**Task input:**

*****

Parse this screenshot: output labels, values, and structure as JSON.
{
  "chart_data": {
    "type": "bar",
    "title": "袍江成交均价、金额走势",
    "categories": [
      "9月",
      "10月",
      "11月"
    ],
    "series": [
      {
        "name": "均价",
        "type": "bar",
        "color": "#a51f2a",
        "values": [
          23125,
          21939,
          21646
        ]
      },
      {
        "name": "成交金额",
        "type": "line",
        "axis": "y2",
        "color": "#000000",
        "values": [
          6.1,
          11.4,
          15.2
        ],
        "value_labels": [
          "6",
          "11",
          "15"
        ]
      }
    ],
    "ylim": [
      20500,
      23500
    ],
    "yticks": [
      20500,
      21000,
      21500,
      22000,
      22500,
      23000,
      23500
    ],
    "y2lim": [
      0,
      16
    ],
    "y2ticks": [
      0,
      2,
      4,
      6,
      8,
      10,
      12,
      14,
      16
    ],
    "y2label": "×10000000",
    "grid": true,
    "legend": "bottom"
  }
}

*****

Retype every record above exactly as it appears.

Parse this screenshot: output labels, values, and structure as JSON.
{
  "chart_data": {
    "type": "bar",
    "title": "袍江成交均价、金额走势",
    "categories": [
      "9月",
      "10月",
      "11月"
    ],
    "series": [
      {
        "name": "均价",
        "type": "bar",
        "color": "#a51f2a",
        "values": [
          23125,
          21939,
          21646
        ]
      },
      {
        "name": "成交金额",
        "type": "line",
        "axis": "y2",
        "color": "#000000",
        "values": [
          6.1,
          11.4,
          15.2
        ],
        "value_labels": [
          "6",
          "11",
          "15"
        ]
      }
    ],
    "ylim": [
      20500,
      23500
    ],
    "yticks": [
      20500,
      21000,
      21500,
      22000,
      22500,
      23000,
      23500
    ],
    "y2lim": [
      0,
      16
    ],
    "y2ticks": [
      0,
      2,
      4,
      6,
      8,
      10,
      12,
      14,
      16
    ],
    "y2label": "×10000000",
    "grid": true,
    "legend": "bottom"
  }
}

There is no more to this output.